(SHORT EXERCISE)
Go through the entries below and pick out every line with "used".

(RECORDS FOR THIS EXERCISE)
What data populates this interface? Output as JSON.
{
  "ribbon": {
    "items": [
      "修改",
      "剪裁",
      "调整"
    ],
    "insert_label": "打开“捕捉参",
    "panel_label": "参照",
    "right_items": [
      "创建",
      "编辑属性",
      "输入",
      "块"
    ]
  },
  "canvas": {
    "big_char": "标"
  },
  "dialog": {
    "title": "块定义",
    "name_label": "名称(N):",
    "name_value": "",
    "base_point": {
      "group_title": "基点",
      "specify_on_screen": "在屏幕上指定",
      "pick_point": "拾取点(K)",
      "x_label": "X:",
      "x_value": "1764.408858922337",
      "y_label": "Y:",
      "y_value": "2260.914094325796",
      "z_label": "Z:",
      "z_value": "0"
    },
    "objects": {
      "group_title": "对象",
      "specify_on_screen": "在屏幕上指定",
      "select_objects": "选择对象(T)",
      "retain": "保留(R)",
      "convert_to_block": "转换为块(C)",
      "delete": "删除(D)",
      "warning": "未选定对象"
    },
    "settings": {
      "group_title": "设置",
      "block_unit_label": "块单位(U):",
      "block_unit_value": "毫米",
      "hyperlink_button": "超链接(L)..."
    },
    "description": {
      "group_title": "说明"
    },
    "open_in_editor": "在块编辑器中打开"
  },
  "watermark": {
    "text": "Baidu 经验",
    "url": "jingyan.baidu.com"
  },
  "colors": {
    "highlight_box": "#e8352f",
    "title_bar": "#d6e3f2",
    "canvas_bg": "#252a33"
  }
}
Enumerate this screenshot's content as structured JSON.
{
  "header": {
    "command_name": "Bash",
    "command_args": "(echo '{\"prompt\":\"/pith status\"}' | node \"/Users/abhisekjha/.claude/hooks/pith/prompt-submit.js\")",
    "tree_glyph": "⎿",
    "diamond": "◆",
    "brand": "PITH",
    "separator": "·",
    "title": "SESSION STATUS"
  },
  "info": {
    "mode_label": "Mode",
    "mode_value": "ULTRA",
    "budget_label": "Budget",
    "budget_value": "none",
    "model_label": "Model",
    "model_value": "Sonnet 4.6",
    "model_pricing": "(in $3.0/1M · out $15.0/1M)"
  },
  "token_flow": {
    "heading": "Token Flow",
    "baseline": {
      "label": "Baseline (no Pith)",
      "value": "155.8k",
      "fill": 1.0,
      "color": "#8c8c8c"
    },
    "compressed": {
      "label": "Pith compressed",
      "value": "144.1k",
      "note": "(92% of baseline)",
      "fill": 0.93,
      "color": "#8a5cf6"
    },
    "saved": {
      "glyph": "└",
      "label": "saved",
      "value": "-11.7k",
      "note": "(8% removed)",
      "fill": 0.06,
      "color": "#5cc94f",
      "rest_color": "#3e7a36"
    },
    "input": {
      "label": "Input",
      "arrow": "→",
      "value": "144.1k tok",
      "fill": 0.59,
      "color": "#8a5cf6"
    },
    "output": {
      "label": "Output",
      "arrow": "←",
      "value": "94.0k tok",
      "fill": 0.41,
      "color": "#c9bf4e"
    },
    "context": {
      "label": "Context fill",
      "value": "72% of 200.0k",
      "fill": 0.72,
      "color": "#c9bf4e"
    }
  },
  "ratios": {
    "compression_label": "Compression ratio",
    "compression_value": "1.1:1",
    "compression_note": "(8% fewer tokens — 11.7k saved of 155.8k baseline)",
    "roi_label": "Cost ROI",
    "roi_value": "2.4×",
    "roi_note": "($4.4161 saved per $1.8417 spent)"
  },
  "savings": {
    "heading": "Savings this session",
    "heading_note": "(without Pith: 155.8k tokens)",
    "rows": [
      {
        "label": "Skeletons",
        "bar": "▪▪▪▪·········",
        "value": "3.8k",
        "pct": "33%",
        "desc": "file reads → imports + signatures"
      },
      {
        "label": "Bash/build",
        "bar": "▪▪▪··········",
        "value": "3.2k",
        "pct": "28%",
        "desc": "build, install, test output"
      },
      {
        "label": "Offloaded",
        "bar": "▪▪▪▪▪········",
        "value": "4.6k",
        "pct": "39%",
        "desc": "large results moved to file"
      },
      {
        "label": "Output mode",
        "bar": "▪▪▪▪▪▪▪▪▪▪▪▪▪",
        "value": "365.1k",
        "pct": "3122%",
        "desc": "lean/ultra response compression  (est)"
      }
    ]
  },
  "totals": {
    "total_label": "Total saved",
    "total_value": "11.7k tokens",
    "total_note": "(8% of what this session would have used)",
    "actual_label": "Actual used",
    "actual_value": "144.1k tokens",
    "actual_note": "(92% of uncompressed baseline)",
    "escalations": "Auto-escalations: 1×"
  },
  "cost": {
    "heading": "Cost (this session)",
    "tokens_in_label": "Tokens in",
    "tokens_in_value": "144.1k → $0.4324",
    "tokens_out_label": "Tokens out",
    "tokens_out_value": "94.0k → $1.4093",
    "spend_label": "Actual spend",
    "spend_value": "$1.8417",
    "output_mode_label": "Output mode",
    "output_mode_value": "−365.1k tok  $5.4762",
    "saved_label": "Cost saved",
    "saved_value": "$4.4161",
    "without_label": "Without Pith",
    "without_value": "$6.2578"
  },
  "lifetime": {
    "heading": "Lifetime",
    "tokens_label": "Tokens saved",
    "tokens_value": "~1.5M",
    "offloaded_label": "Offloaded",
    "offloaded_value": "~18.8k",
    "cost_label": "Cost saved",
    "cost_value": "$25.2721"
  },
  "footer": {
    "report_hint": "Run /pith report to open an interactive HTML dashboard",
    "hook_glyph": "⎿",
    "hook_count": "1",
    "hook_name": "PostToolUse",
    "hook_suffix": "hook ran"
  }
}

(THE SOLUTION)
    "total_note": "(8% of what this session would have used)",
    "actual_label": "Actual used",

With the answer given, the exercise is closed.